▶ **PROBLEM**
Write out the listing in full, matching it word for word.

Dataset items
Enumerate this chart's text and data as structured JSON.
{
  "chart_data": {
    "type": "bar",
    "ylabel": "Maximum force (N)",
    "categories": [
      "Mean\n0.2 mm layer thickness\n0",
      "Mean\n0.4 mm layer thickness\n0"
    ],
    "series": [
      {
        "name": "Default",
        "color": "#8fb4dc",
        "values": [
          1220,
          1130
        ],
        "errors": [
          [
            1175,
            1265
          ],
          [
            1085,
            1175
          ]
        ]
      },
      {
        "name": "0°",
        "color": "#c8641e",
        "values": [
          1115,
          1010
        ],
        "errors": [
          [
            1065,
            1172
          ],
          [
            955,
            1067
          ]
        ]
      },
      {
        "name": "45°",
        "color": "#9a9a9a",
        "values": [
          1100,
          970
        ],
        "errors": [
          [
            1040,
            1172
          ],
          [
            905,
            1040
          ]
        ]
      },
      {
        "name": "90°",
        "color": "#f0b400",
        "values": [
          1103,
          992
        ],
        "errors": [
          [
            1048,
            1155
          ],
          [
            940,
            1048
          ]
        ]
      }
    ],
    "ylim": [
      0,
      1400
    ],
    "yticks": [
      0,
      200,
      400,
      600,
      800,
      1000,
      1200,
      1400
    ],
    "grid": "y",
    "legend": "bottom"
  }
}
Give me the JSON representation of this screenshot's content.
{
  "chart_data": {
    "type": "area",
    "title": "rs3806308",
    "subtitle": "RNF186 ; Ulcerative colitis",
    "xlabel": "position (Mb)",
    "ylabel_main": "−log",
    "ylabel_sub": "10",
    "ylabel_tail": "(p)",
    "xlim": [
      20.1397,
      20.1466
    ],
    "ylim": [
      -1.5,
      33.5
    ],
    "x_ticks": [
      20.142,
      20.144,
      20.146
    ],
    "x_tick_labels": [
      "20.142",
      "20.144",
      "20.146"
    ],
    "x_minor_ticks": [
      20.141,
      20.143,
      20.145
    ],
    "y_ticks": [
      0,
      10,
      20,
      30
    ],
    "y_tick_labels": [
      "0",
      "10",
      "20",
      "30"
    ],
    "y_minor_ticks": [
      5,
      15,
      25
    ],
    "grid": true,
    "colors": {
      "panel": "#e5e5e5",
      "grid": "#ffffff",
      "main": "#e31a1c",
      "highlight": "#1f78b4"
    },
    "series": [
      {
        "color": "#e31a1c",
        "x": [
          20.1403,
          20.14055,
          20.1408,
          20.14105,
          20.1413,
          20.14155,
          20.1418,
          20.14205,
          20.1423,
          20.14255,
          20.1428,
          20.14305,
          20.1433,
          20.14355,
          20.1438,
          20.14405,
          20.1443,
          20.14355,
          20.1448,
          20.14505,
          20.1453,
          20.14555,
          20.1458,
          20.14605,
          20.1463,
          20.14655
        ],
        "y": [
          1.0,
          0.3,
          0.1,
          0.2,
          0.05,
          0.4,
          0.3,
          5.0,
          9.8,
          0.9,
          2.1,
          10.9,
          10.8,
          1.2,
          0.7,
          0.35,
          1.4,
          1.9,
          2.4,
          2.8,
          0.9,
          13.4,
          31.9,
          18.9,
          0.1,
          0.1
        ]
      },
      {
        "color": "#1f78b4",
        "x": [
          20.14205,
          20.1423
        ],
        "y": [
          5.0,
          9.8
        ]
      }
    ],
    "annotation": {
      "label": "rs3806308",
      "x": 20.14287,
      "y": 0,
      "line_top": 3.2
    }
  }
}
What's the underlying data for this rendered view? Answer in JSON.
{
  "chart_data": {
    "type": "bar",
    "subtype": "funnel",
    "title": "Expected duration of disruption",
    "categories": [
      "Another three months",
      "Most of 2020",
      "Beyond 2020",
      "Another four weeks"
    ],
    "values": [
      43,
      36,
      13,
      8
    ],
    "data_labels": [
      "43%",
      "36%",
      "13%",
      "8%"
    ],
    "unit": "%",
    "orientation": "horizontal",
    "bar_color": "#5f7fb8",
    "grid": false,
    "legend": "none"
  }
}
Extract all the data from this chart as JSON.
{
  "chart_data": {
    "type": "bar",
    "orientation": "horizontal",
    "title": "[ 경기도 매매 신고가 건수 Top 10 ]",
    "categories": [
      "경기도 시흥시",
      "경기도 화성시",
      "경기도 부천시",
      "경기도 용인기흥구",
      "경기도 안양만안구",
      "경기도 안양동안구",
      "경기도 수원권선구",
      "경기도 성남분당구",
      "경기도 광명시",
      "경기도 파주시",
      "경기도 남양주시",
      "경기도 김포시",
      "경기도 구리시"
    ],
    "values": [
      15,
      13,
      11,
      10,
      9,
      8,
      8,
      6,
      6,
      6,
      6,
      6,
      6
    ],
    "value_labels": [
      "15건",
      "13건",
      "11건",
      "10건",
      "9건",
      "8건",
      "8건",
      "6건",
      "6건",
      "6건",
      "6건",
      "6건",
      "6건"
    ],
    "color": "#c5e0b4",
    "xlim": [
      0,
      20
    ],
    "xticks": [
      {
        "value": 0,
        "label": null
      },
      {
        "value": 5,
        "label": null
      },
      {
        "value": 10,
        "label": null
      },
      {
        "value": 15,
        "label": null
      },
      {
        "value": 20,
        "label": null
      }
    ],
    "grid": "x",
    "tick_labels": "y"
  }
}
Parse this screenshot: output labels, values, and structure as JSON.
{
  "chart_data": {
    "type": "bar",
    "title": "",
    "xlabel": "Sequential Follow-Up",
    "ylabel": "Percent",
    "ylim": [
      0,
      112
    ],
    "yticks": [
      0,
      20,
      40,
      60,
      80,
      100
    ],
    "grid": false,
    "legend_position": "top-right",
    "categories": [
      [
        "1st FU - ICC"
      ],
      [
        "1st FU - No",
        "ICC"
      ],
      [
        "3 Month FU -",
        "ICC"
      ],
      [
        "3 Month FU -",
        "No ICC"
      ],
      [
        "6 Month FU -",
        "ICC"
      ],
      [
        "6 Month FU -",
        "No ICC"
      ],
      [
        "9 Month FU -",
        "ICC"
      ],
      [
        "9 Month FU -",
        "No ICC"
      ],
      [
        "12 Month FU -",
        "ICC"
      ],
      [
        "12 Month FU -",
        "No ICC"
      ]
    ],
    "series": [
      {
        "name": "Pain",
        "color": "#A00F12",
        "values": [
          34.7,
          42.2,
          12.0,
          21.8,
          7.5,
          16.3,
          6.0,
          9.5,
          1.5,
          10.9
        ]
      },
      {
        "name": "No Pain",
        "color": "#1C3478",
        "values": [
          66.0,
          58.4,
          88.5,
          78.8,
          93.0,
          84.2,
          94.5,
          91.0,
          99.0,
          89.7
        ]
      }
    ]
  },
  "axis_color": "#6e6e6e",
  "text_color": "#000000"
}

▶ **PROBLEM SOLUTION**
Enumerate this chart's text and data as structured JSON.
{
  "chart_data": {
    "type": "bar",
    "ylabel": "Maximum force (N)",
    "categories": [
      "Mean\n0.2 mm layer thickness\n0",
      "Mean\n0.4 mm layer thickness\n0"
    ],
    "series": [
      {
        "name": "Default",
        "color": "#8fb4dc",
        "values": [
          1220,
          1130
        ],
        "errors": [
          [
            1175,
            1265
          ],
          [
            1085,
            1175
          ]
        ]
      },
      {
        "name": "0°",
        "color": "#c8641e",
        "values": [
          1115,
          1010
        ],
        "errors": [
          [
            1065,
            1172
          ],
          [
            955,
            1067
          ]
        ]
      },
      {
        "name": "45°",
        "color": "#9a9a9a",
        "values": [
          1100,
          970
        ],
        "errors": [
          [
            1040,
            1172
          ],
          [
            905,
            1040
          ]
        ]
      },
      {
        "name": "90°",
        "color": "#f0b400",
        "values": [
          1103,
          992
        ],
        "errors": [
          [
            1048,
            1155
          ],
          [
            940,
            1048
          ]
        ]
      }
    ],
    "ylim": [
      0,
      1400
    ],
    "yticks": [
      0,
      200,
      400,
      600,
      800,
      1000,
      1200,
      1400
    ],
    "grid": "y",
    "legend": "bottom"
  }
}
Give me the JSON representation of this screenshot's content.
{
  "chart_data": {
    "type": "area",
    "title": "rs3806308",
    "subtitle": "RNF186 ; Ulcerative colitis",
    "xlabel": "position (Mb)",
    "ylabel_main": "−log",
    "ylabel_sub": "10",
    "ylabel_tail": "(p)",
    "xlim": [
      20.1397,
      20.1466
    ],
    "ylim": [
      -1.5,
      33.5
    ],
    "x_ticks": [
      20.142,
      20.144,
      20.146
    ],
    "x_tick_labels": [
      "20.142",
      "20.144",
      "20.146"
    ],
    "x_minor_ticks": [
      20.141,
      20.143,
      20.145
    ],
    "y_ticks": [
      0,
      10,
      20,
      30
    ],
    "y_tick_labels": [
      "0",
      "10",
      "20",
      "30"
    ],
    "y_minor_ticks": [
      5,
      15,
      25
    ],
    "grid": true,
    "colors": {
      "panel": "#e5e5e5",
      "grid": "#ffffff",
      "main": "#e31a1c",
      "highlight": "#1f78b4"
    },
    "series": [
      {
        "color": "#e31a1c",
        "x": [
          20.1403,
          20.14055,
          20.1408,
          20.14105,
          20.1413,
          20.14155,
          20.1418,
          20.14205,
          20.1423,
          20.14255,
          20.1428,
          20.14305,
          20.1433,
          20.14355,
          20.1438,
          20.14405,
          20.1443,
          20.14355,
          20.1448,
          20.14505,
          20.1453,
          20.14555,
          20.1458,
          20.14605,
          20.1463,
          20.14655
        ],
        "y": [
          1.0,
          0.3,
          0.1,
          0.2,
          0.05,
          0.4,
          0.3,
          5.0,
          9.8,
          0.9,
          2.1,
          10.9,
          10.8,
          1.2,
          0.7,
          0.35,
          1.4,
          1.9,
          2.4,
          2.8,
          0.9,
          13.4,
          31.9,
          18.9,
          0.1,
          0.1
        ]
      },
      {
        "color": "#1f78b4",
        "x": [
          20.14205,
          20.1423
        ],
        "y": [
          5.0,
          9.8
        ]
      }
    ],
    "annotation": {
      "label": "rs3806308",
      "x": 20.14287,
      "y": 0,
      "line_top": 3.2
    }
  }
}
What's the underlying data for this rendered view? Answer in JSON.
{
  "chart_data": {
    "type": "bar",
    "subtype": "funnel",
    "title": "Expected duration of disruption",
    "categories": [
      "Another three months",
      "Most of 2020",
      "Beyond 2020",
      "Another four weeks"
    ],
    "values": [
      43,
      36,
      13,
      8
    ],
    "data_labels": [
      "43%",
      "36%",
      "13%",
      "8%"
    ],
    "unit": "%",
    "orientation": "horizontal",
    "bar_color": "#5f7fb8",
    "grid": false,
    "legend": "none"
  }
}
Extract all the data from this chart as JSON.
{
  "chart_data": {
    "type": "bar",
    "orientation": "horizontal",
    "title": "[ 경기도 매매 신고가 건수 Top 10 ]",
    "categories": [
      "경기도 시흥시",
      "경기도 화성시",
      "경기도 부천시",
      "경기도 용인기흥구",
      "경기도 안양만안구",
      "경기도 안양동안구",
      "경기도 수원권선구",
      "경기도 성남분당구",
      "경기도 광명시",
      "경기도 파주시",
      "경기도 남양주시",
      "경기도 김포시",
      "경기도 구리시"
    ],
    "values": [
      15,
      13,
      11,
      10,
      9,
      8,
      8,
      6,
      6,
      6,
      6,
      6,
      6
    ],
    "value_labels": [
      "15건",
      "13건",
      "11건",
      "10건",
      "9건",
      "8건",
      "8건",
      "6건",
      "6건",
      "6건",
      "6건",
      "6건",
      "6건"
    ],
    "color": "#c5e0b4",
    "xlim": [
      0,
      20
    ],
    "xticks": [
      {
        "value": 0,
        "label": null
      },
      {
        "value": 5,
        "label": null
      },
      {
        "value": 10,
        "label": null
      },
      {
        "value": 15,
        "label": null
      },
      {
        "value": 20,
        "label": null
      }
    ],
    "grid": "x",
    "tick_labels": "y"
  }
}
Parse this screenshot: output labels, values, and structure as JSON.
{
  "chart_data": {
    "type": "bar",
    "title": "",
    "xlabel": "Sequential Follow-Up",
    "ylabel": "Percent",
    "ylim": [
      0,
      112
    ],
    "yticks": [
      0,
      20,
      40,
      60,
      80,
      100
    ],
    "grid": false,
    "legend_position": "top-right",
    "categories": [
      [
        "1st FU - ICC"
      ],
      [
        "1st FU - No",
        "ICC"
      ],
      [
        "3 Month FU -",
        "ICC"
      ],
      [
        "3 Month FU -",
        "No ICC"
      ],
      [
        "6 Month FU -",
        "ICC"
      ],
      [
        "6 Month FU -",
        "No ICC"
      ],
      [
        "9 Month FU -",
        "ICC"
      ],
      [
        "9 Month FU -",
        "No ICC"
      ],
      [
        "12 Month FU -",
        "ICC"
      ],
      [
        "12 Month FU -",
        "No ICC"
      ]
    ],
    "series": [
      {
        "name": "Pain",
        "color": "#A00F12",
        "values": [
          34.7,
          42.2,
          12.0,
          21.8,
          7.5,
          16.3,
          6.0,
          9.5,
          1.5,
          10.9
        ]
      },
      {
        "name": "No Pain",
        "color": "#1C3478",
        "values": [
          66.0,
          58.4,
          88.5,
          78.8,
          93.0,
          84.2,
          94.5,
          91.0,
          99.0,
          89.7
        ]
      }
    ]
  },
  "axis_color": "#6e6e6e",
  "text_color": "#000000"
}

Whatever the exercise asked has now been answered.